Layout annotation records

════════════════

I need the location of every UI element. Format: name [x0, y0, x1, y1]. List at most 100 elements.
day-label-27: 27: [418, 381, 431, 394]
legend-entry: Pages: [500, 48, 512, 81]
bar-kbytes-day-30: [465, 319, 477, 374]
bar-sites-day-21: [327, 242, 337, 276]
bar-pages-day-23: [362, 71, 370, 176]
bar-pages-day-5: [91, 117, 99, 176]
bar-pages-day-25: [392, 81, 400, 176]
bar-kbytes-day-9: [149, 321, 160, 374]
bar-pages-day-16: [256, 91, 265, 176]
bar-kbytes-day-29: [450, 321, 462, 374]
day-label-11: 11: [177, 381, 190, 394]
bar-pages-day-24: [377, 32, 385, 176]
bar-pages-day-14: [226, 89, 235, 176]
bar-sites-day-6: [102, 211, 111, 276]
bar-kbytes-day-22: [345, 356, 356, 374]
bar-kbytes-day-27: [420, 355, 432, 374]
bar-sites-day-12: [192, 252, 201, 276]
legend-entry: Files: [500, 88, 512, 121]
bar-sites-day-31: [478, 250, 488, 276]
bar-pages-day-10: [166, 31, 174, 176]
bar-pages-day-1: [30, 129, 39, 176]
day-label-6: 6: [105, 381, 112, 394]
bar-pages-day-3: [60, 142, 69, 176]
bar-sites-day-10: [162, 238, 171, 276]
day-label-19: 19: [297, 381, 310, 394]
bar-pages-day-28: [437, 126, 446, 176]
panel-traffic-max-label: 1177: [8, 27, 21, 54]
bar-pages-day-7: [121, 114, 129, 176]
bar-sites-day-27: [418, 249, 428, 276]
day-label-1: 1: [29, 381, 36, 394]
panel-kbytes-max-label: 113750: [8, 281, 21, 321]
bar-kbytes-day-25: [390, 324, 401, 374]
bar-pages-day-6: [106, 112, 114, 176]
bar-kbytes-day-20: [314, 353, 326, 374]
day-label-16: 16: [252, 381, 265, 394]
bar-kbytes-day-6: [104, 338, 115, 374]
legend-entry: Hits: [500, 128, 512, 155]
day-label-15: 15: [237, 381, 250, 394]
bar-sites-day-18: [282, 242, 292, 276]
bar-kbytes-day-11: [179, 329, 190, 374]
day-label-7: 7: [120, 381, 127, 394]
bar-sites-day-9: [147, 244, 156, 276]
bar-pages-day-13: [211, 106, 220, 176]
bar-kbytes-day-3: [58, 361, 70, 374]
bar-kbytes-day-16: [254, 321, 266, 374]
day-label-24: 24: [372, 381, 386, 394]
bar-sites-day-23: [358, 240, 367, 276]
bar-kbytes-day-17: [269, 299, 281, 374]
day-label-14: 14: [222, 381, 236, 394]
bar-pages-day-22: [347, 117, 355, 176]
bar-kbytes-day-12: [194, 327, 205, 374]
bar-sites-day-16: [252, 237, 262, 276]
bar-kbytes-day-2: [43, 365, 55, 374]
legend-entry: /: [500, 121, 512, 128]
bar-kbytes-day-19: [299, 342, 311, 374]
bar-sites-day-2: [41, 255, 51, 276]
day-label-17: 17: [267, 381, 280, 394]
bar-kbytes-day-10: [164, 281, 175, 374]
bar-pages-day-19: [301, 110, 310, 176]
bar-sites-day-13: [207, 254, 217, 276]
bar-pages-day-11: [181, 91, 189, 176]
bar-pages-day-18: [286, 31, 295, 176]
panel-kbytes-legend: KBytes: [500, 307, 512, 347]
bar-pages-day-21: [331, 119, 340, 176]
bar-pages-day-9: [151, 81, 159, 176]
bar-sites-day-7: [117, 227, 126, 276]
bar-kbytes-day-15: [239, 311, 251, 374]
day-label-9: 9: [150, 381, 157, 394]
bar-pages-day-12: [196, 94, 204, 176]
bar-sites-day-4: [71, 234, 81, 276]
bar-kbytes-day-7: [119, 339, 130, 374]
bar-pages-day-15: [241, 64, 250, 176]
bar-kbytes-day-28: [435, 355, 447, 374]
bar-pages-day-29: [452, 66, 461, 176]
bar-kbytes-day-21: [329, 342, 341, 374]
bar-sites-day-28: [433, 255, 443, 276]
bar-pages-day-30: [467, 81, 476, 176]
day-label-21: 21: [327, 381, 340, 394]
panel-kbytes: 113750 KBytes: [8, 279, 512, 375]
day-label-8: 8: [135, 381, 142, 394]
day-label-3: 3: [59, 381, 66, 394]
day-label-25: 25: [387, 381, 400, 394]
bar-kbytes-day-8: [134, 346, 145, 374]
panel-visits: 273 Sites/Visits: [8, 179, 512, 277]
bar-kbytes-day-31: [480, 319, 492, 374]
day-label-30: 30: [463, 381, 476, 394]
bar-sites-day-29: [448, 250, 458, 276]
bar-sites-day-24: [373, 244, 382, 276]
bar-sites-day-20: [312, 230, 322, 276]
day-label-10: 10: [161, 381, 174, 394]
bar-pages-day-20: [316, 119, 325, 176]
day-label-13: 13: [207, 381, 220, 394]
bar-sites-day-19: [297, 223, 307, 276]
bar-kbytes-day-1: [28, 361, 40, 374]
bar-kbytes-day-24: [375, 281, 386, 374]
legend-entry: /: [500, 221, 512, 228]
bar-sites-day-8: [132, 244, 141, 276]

════════════════

## Exercise
Please write out every one of the entries above verbatim, line for line.

## Full response
I need the location of every UI element. Format: name [x0, y0, x1, y1]. List at most 100 elements.
day-label-27: 27: [418, 381, 431, 394]
legend-entry: Pages: [500, 48, 512, 81]
bar-kbytes-day-30: [465, 319, 477, 374]
bar-sites-day-21: [327, 242, 337, 276]
bar-pages-day-23: [362, 71, 370, 176]
bar-pages-day-5: [91, 117, 99, 176]
bar-pages-day-25: [392, 81, 400, 176]
bar-kbytes-day-9: [149, 321, 160, 374]
bar-pages-day-16: [256, 91, 265, 176]
bar-kbytes-day-29: [450, 321, 462, 374]
day-label-11: 11: [177, 381, 190, 394]
bar-pages-day-24: [377, 32, 385, 176]
bar-pages-day-14: [226, 89, 235, 176]
bar-sites-day-6: [102, 211, 111, 276]
bar-kbytes-day-22: [345, 356, 356, 374]
bar-kbytes-day-27: [420, 355, 432, 374]
bar-sites-day-12: [192, 252, 201, 276]
legend-entry: Files: [500, 88, 512, 121]
bar-sites-day-31: [478, 250, 488, 276]
bar-pages-day-10: [166, 31, 174, 176]
bar-pages-day-1: [30, 129, 39, 176]
day-label-6: 6: [105, 381, 112, 394]
bar-pages-day-3: [60, 142, 69, 176]
bar-sites-day-10: [162, 238, 171, 276]
day-label-19: 19: [297, 381, 310, 394]
bar-pages-day-28: [437, 126, 446, 176]
panel-traffic-max-label: 1177: [8, 27, 21, 54]
bar-pages-day-7: [121, 114, 129, 176]
bar-sites-day-27: [418, 249, 428, 276]
day-label-1: 1: [29, 381, 36, 394]
panel-kbytes-max-label: 113750: [8, 281, 21, 321]
bar-kbytes-day-25: [390, 324, 401, 374]
bar-pages-day-6: [106, 112, 114, 176]
bar-kbytes-day-20: [314, 353, 326, 374]
day-label-16: 16: [252, 381, 265, 394]
bar-kbytes-day-6: [104, 338, 115, 374]
legend-entry: Hits: [500, 128, 512, 155]
day-label-15: 15: [237, 381, 250, 394]
bar-sites-day-18: [282, 242, 292, 276]
bar-kbytes-day-11: [179, 329, 190, 374]
day-label-7: 7: [120, 381, 127, 394]
bar-sites-day-9: [147, 244, 156, 276]
bar-pages-day-13: [211, 106, 220, 176]
bar-kbytes-day-3: [58, 361, 70, 374]
bar-kbytes-day-16: [254, 321, 266, 374]
day-label-24: 24: [372, 381, 386, 394]
bar-sites-day-23: [358, 240, 367, 276]
bar-kbytes-day-17: [269, 299, 281, 374]
day-label-14: 14: [222, 381, 236, 394]
bar-pages-day-22: [347, 117, 355, 176]
bar-kbytes-day-12: [194, 327, 205, 374]
bar-sites-day-16: [252, 237, 262, 276]
bar-kbytes-day-2: [43, 365, 55, 374]
legend-entry: /: [500, 121, 512, 128]
bar-kbytes-day-19: [299, 342, 311, 374]
bar-sites-day-2: [41, 255, 51, 276]
day-label-17: 17: [267, 381, 280, 394]
bar-kbytes-day-10: [164, 281, 175, 374]
bar-pages-day-19: [301, 110, 310, 176]
bar-sites-day-13: [207, 254, 217, 276]
bar-pages-day-11: [181, 91, 189, 176]
bar-pages-day-18: [286, 31, 295, 176]
panel-kbytes-legend: KBytes: [500, 307, 512, 347]
bar-pages-day-21: [331, 119, 340, 176]
bar-pages-day-9: [151, 81, 159, 176]
bar-sites-day-7: [117, 227, 126, 276]
bar-kbytes-day-15: [239, 311, 251, 374]
day-label-9: 9: [150, 381, 157, 394]
bar-pages-day-12: [196, 94, 204, 176]
bar-sites-day-4: [71, 234, 81, 276]
bar-kbytes-day-7: [119, 339, 130, 374]
bar-pages-day-15: [241, 64, 250, 176]
bar-kbytes-day-28: [435, 355, 447, 374]
bar-pages-day-29: [452, 66, 461, 176]
bar-kbytes-day-21: [329, 342, 341, 374]
bar-sites-day-28: [433, 255, 443, 276]
bar-pages-day-30: [467, 81, 476, 176]
day-label-21: 21: [327, 381, 340, 394]
panel-kbytes: 113750 KBytes: [8, 279, 512, 375]
day-label-8: 8: [135, 381, 142, 394]
day-label-3: 3: [59, 381, 66, 394]
day-label-25: 25: [387, 381, 400, 394]
bar-kbytes-day-8: [134, 346, 145, 374]
panel-visits: 273 Sites/Visits: [8, 179, 512, 277]
bar-kbytes-day-31: [480, 319, 492, 374]
day-label-30: 30: [463, 381, 476, 394]
bar-sites-day-29: [448, 250, 458, 276]
bar-sites-day-24: [373, 244, 382, 276]
bar-sites-day-20: [312, 230, 322, 276]
day-label-10: 10: [161, 381, 174, 394]
bar-pages-day-20: [316, 119, 325, 176]
day-label-13: 13: [207, 381, 220, 394]
bar-sites-day-19: [297, 223, 307, 276]
bar-kbytes-day-1: [28, 361, 40, 374]
bar-kbytes-day-24: [375, 281, 386, 374]
legend-entry: /: [500, 221, 512, 228]
bar-sites-day-8: [132, 244, 141, 276]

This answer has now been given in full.